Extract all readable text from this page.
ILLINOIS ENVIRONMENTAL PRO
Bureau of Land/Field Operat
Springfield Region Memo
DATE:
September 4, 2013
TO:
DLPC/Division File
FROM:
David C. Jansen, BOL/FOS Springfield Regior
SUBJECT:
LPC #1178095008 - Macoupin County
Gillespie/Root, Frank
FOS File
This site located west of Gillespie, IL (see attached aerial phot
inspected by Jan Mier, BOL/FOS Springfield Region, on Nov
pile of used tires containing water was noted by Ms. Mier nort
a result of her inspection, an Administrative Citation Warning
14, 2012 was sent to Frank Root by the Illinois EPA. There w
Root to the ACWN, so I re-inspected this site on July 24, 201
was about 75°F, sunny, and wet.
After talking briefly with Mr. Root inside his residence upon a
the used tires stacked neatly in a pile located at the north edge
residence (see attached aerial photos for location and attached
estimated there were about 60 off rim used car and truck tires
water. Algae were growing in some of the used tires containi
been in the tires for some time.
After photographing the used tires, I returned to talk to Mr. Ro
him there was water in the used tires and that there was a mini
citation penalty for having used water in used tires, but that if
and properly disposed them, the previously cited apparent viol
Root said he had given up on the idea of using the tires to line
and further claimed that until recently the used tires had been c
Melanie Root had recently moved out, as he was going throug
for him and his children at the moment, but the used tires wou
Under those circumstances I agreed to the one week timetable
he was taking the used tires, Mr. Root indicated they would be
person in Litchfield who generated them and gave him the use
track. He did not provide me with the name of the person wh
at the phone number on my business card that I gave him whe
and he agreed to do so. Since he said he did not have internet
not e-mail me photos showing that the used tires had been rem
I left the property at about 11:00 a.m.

::::::::

_EXERCISE_.
Restate the listing in full, word for word.

_FULL ANSWER_.
Extract all readable text from this page.
ILLINOIS ENVIRONMENTAL PRO
Bureau of Land/Field Operat
Springfield Region Memo
DATE:
September 4, 2013
TO:
DLPC/Division File
FROM:
David C. Jansen, BOL/FOS Springfield Regior
SUBJECT:
LPC #1178095008 - Macoupin County
Gillespie/Root, Frank
FOS File
This site located west of Gillespie, IL (see attached aerial phot
inspected by Jan Mier, BOL/FOS Springfield Region, on Nov
pile of used tires containing water was noted by Ms. Mier nort
a result of her inspection, an Administrative Citation Warning
14, 2012 was sent to Frank Root by the Illinois EPA. There w
Root to the ACWN, so I re-inspected this site on July 24, 201
was about 75°F, sunny, and wet.
After talking briefly with Mr. Root inside his residence upon a
the used tires stacked neatly in a pile located at the north edge
residence (see attached aerial photos for location and attached
estimated there were about 60 off rim used car and truck tires
water. Algae were growing in some of the used tires containi
been in the tires for some time.
After photographing the used tires, I returned to talk to Mr. Ro
him there was water in the used tires and that there was a mini
citation penalty for having used water in used tires, but that if
and properly disposed them, the previously cited apparent viol
Root said he had given up on the idea of using the tires to line
and further claimed that until recently the used tires had been c
Melanie Root had recently moved out, as he was going throug
for him and his children at the moment, but the used tires wou
Under those circumstances I agreed to the one week timetable
he was taking the used tires, Mr. Root indicated they would be
person in Litchfield who generated them and gave him the use
track. He did not provide me with the name of the person wh
at the phone number on my business card that I gave him whe
and he agreed to do so. Since he said he did not have internet
not e-mail me photos showing that the used tires had been rem
I left the property at about 11:00 a.m.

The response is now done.